__GIVEN INSTRUCTION__: Can you print every record below exactly as written?

__SUPPLIED INFORMATION__:
◇ ◇ ◇ ◇ ◇ ◇ ◇

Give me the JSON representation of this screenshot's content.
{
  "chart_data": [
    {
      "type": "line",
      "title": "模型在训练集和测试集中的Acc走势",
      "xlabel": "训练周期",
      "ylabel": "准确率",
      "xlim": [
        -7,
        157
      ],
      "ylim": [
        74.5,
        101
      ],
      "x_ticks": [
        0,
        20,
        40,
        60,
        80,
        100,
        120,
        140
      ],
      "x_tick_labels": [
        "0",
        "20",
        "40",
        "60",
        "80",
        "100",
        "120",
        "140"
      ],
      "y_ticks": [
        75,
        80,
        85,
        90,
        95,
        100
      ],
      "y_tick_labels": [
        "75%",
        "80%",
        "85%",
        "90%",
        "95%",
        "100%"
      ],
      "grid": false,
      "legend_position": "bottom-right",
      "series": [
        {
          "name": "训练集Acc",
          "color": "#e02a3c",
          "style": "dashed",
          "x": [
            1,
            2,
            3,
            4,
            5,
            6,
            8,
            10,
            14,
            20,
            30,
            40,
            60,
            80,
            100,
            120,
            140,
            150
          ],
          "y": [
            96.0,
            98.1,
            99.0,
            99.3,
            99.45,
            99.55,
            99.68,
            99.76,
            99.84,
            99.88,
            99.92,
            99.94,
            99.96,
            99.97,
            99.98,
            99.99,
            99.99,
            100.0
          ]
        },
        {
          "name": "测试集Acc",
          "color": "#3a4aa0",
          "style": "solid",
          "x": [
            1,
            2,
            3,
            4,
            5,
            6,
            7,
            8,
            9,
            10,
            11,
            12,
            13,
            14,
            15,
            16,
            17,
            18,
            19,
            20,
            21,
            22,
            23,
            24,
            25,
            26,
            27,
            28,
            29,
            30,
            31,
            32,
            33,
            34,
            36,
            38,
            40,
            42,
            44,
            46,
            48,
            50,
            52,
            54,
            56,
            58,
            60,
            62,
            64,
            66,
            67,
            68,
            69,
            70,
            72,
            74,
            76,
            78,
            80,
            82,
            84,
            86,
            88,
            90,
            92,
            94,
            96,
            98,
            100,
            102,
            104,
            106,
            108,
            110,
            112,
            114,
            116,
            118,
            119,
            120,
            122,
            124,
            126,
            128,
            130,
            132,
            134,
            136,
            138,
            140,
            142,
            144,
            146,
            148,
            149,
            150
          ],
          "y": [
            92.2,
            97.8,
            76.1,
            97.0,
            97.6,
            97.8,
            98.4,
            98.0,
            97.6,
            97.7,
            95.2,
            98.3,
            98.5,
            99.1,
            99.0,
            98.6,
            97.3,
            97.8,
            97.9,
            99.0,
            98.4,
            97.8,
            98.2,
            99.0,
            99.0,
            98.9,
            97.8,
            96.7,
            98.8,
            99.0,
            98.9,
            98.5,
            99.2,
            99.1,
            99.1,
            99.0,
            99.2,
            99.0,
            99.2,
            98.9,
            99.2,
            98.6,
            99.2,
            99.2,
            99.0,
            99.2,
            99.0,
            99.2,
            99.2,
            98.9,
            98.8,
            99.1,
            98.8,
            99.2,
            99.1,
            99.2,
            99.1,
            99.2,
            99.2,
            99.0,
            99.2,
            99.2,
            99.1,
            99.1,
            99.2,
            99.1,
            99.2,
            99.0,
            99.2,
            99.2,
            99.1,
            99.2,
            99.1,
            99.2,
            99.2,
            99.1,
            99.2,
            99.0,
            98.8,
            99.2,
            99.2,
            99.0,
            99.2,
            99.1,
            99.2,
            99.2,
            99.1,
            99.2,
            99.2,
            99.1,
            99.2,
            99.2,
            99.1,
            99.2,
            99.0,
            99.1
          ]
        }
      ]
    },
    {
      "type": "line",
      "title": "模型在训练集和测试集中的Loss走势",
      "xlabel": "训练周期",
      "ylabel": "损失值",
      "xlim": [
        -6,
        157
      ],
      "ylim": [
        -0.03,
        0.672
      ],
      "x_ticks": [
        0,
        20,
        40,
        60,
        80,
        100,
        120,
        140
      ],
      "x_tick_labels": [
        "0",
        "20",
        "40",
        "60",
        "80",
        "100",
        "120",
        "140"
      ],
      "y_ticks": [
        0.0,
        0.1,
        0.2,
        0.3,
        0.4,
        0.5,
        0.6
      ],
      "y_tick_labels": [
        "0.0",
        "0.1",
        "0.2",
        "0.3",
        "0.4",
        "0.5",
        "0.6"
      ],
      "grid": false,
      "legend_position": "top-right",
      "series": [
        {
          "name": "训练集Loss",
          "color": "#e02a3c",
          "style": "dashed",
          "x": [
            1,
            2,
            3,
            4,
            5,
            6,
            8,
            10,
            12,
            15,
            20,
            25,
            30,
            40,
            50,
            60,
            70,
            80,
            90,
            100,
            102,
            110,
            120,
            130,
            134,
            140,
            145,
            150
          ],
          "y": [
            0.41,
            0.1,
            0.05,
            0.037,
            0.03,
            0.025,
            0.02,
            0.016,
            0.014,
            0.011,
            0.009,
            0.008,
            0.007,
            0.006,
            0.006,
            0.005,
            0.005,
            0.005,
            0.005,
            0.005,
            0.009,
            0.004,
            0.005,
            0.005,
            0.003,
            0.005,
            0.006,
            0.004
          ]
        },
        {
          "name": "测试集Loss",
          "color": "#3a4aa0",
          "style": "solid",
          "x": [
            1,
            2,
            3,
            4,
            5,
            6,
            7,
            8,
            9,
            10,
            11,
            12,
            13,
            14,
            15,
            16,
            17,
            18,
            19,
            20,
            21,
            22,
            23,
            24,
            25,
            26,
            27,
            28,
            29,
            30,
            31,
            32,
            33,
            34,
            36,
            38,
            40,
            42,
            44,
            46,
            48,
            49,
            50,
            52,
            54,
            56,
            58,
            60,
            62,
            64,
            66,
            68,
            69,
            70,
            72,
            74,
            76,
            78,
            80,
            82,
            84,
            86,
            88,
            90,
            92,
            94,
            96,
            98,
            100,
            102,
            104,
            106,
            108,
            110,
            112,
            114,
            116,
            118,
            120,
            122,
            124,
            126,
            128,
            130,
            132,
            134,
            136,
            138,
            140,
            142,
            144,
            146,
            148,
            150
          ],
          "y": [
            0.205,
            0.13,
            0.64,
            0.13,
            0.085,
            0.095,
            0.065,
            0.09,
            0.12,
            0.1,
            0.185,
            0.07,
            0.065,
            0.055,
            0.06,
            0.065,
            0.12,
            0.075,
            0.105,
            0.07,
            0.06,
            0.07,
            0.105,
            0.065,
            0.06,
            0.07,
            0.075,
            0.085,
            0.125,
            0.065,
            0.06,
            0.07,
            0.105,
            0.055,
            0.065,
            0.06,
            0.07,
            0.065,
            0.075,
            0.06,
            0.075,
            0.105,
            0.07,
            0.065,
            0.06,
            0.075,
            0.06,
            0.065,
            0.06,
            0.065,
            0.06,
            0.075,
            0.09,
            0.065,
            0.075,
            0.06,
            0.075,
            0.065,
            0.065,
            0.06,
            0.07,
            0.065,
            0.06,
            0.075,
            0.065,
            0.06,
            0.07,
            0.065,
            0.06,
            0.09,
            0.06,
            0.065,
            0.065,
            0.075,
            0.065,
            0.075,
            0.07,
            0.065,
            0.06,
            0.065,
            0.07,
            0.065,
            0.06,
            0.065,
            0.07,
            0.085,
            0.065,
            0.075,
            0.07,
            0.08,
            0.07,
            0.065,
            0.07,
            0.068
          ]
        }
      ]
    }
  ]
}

◇ ◇ ◇ ◇ ◇ ◇ ◇

__EXERCISE SOLUTION__:
Give me the JSON representation of this screenshot's content.
{
  "chart_data": [
    {
      "type": "line",
      "title": "模型在训练集和测试集中的Acc走势",
      "xlabel": "训练周期",
      "ylabel": "准确率",
      "xlim": [
        -7,
        157
      ],
      "ylim": [
        74.5,
        101
      ],
      "x_ticks": [
        0,
        20,
        40,
        60,
        80,
        100,
        120,
        140
      ],
      "x_tick_labels": [
        "0",
        "20",
        "40",
        "60",
        "80",
        "100",
        "120",
        "140"
      ],
      "y_ticks": [
        75,
        80,
        85,
        90,
        95,
        100
      ],
      "y_tick_labels": [
        "75%",
        "80%",
        "85%",
        "90%",
        "95%",
        "100%"
      ],
      "grid": false,
      "legend_position": "bottom-right",
      "series": [
        {
          "name": "训练集Acc",
          "color": "#e02a3c",
          "style": "dashed",
          "x": [
            1,
            2,
            3,
            4,
            5,
            6,
            8,
            10,
            14,
            20,
            30,
            40,
            60,
            80,
            100,
            120,
            140,
            150
          ],
          "y": [
            96.0,
            98.1,
            99.0,
            99.3,
            99.45,
            99.55,
            99.68,
            99.76,
            99.84,
            99.88,
            99.92,
            99.94,
            99.96,
            99.97,
            99.98,
            99.99,
            99.99,
            100.0
          ]
        },
        {
          "name": "测试集Acc",
          "color": "#3a4aa0",
          "style": "solid",
          "x": [
            1,
            2,
            3,
            4,
            5,
            6,
            7,
            8,
            9,
            10,
            11,
            12,
            13,
            14,
            15,
            16,
            17,
            18,
            19,
            20,
            21,
            22,
            23,
            24,
            25,
            26,
            27,
            28,
            29,
            30,
            31,
            32,
            33,
            34,
            36,
            38,
            40,
            42,
            44,
            46,
            48,
            50,
            52,
            54,
            56,
            58,
            60,
            62,
            64,
            66,
            67,
            68,
            69,
            70,
            72,
            74,
            76,
            78,
            80,
            82,
            84,
            86,
            88,
            90,
            92,
            94,
            96,
            98,
            100,
            102,
            104,
            106,
            108,
            110,
            112,
            114,
            116,
            118,
            119,
            120,
            122,
            124,
            126,
            128,
            130,
            132,
            134,
            136,
            138,
            140,
            142,
            144,
            146,
            148,
            149,
            150
          ],
          "y": [
            92.2,
            97.8,
            76.1,
            97.0,
            97.6,
            97.8,
            98.4,
            98.0,
            97.6,
            97.7,
            95.2,
            98.3,
            98.5,
            99.1,
            99.0,
            98.6,
            97.3,
            97.8,
            97.9,
            99.0,
            98.4,
            97.8,
            98.2,
            99.0,
            99.0,
            98.9,
            97.8,
            96.7,
            98.8,
            99.0,
            98.9,
            98.5,
            99.2,
            99.1,
            99.1,
            99.0,
            99.2,
            99.0,
            99.2,
            98.9,
            99.2,
            98.6,
            99.2,
            99.2,
            99.0,
            99.2,
            99.0,
            99.2,
            99.2,
            98.9,
            98.8,
            99.1,
            98.8,
            99.2,
            99.1,
            99.2,
            99.1,
            99.2,
            99.2,
            99.0,
            99.2,
            99.2,
            99.1,
            99.1,
            99.2,
            99.1,
            99.2,
            99.0,
            99.2,
            99.2,
            99.1,
            99.2,
            99.1,
            99.2,
            99.2,
            99.1,
            99.2,
            99.0,
            98.8,
            99.2,
            99.2,
            99.0,
            99.2,
            99.1,
            99.2,
            99.2,
            99.1,
            99.2,
            99.2,
            99.1,
            99.2,
            99.2,
            99.1,
            99.2,
            99.0,
            99.1
          ]
        }
      ]
    },
    {
      "type": "line",
      "title": "模型在训练集和测试集中的Loss走势",
      "xlabel": "训练周期",
      "ylabel": "损失值",
      "xlim": [
        -6,
        157
      ],
      "ylim": [
        -0.03,
        0.672
      ],
      "x_ticks": [
        0,
        20,
        40,
        60,
        80,
        100,
        120,
        140
      ],
      "x_tick_labels": [
        "0",
        "20",
        "40",
        "60",
        "80",
        "100",
        "120",
        "140"
      ],
      "y_ticks": [
        0.0,
        0.1,
        0.2,
        0.3,
        0.4,
        0.5,
        0.6
      ],
      "y_tick_labels": [
        "0.0",
        "0.1",
        "0.2",
        "0.3",
        "0.4",
        "0.5",
        "0.6"
      ],
      "grid": false,
      "legend_position": "top-right",
      "series": [
        {
          "name": "训练集Loss",
          "color": "#e02a3c",
          "style": "dashed",
          "x": [
            1,
            2,
            3,
            4,
            5,
            6,
            8,
            10,
            12,
            15,
            20,
            25,
            30,
            40,
            50,
            60,
            70,
            80,
            90,
            100,
            102,
            110,
            120,
            130,
            134,
            140,
            145,
            150
          ],
          "y": [
            0.41,
            0.1,
            0.05,
            0.037,
            0.03,
            0.025,
            0.02,
            0.016,
            0.014,
            0.011,
            0.009,
            0.008,
            0.007,
            0.006,
            0.006,
            0.005,
            0.005,
            0.005,
            0.005,
            0.005,
            0.009,
            0.004,
            0.005,
            0.005,
            0.003,
            0.005,
            0.006,
            0.004
          ]
        },
        {
          "name": "测试集Loss",
          "color": "#3a4aa0",
          "style": "solid",
          "x": [
            1,
            2,
            3,
            4,
            5,
            6,
            7,
            8,
            9,
            10,
            11,
            12,
            13,
            14,
            15,
            16,
            17,
            18,
            19,
            20,
            21,
            22,
            23,
            24,
            25,
            26,
            27,
            28,
            29,
            30,
            31,
            32,
            33,
            34,
            36,
            38,
            40,
            42,
            44,
            46,
            48,
            49,
            50,
            52,
            54,
            56,
            58,
            60,
            62,
            64,
            66,
            68,
            69,
            70,
            72,
            74,
            76,
            78,
            80,
            82,
            84,
            86,
            88,
            90,
            92,
            94,
            96,
            98,
            100,
            102,
            104,
            106,
            108,
            110,
            112,
            114,
            116,
            118,
            120,
            122,
            124,
            126,
            128,
            130,
            132,
            134,
            136,
            138,
            140,
            142,
            144,
            146,
            148,
            150
          ],
          "y": [
            0.205,
            0.13,
            0.64,
            0.13,
            0.085,
            0.095,
            0.065,
            0.09,
            0.12,
            0.1,
            0.185,
            0.07,
            0.065,
            0.055,
            0.06,
            0.065,
            0.12,
            0.075,
            0.105,
            0.07,
            0.06,
            0.07,
            0.105,
            0.065,
            0.06,
            0.07,
            0.075,
            0.085,
            0.125,
            0.065,
            0.06,
            0.07,
            0.105,
            0.055,
            0.065,
            0.06,
            0.07,
            0.065,
            0.075,
            0.06,
            0.075,
            0.105,
            0.07,
            0.065,
            0.06,
            0.075,
            0.06,
            0.065,
            0.06,
            0.065,
            0.06,
            0.075,
            0.09,
            0.065,
            0.075,
            0.06,
            0.075,
            0.065,
            0.065,
            0.06,
            0.07,
            0.065,
            0.06,
            0.075,
            0.065,
            0.06,
            0.07,
            0.065,
            0.06,
            0.09,
            0.06,
            0.065,
            0.065,
            0.075,
            0.065,
            0.075,
            0.07,
            0.065,
            0.06,
            0.065,
            0.07,
            0.065,
            0.06,
            0.065,
            0.07,
            0.085,
            0.065,
            0.075,
            0.07,
            0.08,
            0.07,
            0.065,
            0.07,
            0.068
          ]
        }
      ]
    }
  ]
}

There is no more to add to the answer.